◆ What you should do ◆
Below are some records. Copy every line in them that holds "arrow".
▶
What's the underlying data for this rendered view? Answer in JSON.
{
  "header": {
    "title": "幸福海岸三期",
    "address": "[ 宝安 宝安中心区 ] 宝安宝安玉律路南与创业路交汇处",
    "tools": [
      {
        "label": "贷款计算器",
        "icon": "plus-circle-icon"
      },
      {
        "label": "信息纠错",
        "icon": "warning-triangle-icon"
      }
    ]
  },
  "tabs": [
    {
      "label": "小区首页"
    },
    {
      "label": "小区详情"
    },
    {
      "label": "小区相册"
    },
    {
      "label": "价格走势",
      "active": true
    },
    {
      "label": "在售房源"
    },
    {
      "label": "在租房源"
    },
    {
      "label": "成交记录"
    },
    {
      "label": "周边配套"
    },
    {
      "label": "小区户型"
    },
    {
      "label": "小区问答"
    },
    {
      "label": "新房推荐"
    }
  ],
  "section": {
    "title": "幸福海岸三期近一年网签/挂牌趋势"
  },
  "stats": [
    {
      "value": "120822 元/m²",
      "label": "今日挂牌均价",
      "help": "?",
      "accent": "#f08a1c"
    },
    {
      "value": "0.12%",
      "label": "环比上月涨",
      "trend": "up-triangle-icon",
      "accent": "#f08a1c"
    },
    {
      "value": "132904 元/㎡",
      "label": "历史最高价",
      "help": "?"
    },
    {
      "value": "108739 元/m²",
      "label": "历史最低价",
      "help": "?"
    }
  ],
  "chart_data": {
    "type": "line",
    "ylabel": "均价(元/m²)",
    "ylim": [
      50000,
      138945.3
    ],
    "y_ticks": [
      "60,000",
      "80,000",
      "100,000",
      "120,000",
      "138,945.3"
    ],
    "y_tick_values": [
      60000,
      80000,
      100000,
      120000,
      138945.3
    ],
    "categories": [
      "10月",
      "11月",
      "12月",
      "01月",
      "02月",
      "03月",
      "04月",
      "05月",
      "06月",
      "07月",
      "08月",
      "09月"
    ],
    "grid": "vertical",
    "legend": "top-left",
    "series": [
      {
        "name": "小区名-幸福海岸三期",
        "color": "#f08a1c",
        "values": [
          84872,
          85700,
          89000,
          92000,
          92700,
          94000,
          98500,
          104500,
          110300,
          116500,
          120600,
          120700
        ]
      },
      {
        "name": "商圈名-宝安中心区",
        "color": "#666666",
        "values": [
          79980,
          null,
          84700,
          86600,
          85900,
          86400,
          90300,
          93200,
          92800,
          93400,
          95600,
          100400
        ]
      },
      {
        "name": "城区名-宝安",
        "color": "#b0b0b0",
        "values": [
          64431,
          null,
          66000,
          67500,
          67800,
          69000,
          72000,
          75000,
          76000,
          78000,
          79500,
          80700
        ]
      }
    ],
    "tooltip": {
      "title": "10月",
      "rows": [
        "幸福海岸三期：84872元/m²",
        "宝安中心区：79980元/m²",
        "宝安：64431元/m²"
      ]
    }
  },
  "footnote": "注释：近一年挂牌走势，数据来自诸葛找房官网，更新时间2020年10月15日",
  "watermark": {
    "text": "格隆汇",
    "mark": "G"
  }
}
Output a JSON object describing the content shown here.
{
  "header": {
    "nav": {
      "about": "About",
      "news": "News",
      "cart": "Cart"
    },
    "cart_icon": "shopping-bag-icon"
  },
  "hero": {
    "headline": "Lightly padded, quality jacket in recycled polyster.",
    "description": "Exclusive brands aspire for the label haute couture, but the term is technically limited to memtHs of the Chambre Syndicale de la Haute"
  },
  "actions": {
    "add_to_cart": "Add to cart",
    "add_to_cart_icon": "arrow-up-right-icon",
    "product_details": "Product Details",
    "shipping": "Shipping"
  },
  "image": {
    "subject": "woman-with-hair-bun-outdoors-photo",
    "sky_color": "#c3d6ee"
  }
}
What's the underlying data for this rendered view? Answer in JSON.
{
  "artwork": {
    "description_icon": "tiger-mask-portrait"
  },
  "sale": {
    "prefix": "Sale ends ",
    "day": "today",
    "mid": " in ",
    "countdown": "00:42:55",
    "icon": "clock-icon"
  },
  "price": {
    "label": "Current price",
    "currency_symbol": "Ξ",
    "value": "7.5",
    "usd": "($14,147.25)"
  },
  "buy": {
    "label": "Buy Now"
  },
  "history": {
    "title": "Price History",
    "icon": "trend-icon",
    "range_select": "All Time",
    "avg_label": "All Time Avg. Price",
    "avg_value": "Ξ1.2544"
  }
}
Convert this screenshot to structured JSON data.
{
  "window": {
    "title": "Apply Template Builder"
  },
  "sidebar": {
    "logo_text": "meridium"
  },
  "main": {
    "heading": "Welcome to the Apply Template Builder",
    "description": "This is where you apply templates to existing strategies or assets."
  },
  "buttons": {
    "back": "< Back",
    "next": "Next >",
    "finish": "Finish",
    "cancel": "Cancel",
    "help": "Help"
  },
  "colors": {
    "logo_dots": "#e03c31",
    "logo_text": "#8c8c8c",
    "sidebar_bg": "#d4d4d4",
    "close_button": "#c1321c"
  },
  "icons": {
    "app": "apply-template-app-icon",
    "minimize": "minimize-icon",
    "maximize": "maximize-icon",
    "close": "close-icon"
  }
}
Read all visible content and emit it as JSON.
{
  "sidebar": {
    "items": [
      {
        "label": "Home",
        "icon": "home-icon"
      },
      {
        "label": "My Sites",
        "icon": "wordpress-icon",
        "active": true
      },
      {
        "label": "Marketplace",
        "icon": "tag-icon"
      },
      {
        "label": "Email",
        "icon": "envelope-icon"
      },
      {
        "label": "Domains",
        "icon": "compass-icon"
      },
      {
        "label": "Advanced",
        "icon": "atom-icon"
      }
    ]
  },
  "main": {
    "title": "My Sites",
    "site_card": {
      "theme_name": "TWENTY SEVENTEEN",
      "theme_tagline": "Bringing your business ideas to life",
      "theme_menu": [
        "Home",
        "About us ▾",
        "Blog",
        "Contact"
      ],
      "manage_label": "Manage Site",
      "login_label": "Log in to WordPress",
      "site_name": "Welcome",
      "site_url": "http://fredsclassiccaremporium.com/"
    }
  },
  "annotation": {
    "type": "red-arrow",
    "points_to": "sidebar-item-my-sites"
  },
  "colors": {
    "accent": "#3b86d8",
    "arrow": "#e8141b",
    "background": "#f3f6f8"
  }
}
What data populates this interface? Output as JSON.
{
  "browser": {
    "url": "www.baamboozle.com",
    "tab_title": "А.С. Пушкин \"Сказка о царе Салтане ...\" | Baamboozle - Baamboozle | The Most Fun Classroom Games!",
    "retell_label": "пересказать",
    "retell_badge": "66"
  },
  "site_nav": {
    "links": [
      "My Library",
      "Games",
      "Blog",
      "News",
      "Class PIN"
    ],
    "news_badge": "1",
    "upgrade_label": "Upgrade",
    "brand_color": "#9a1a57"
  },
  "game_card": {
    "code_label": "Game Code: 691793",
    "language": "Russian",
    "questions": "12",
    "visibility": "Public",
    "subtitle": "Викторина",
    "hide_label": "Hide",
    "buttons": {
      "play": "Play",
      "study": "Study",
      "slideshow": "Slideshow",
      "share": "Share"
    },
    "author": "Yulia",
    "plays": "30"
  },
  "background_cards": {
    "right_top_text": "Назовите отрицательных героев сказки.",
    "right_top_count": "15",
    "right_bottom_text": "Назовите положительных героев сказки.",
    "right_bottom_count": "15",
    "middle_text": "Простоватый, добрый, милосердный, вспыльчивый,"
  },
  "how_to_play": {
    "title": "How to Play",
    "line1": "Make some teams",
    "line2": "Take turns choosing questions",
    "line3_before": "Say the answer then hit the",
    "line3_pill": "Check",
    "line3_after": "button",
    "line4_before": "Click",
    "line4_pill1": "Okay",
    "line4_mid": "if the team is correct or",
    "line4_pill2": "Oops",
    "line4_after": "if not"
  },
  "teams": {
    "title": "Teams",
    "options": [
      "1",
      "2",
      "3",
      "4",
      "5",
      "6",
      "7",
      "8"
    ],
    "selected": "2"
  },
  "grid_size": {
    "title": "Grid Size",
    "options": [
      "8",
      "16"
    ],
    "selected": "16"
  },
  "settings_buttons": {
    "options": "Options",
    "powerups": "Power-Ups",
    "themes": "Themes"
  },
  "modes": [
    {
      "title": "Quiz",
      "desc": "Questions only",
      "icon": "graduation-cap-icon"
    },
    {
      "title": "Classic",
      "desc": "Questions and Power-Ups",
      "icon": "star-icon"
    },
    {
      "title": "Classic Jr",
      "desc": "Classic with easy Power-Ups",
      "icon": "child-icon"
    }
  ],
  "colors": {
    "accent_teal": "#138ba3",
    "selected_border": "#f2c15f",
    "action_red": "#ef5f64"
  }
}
◀
◆ Exercise result ◆
    "add_to_cart_icon": "arrow-up-right-icon",
    "type": "red-arrow",
    "arrow": "#e8141b",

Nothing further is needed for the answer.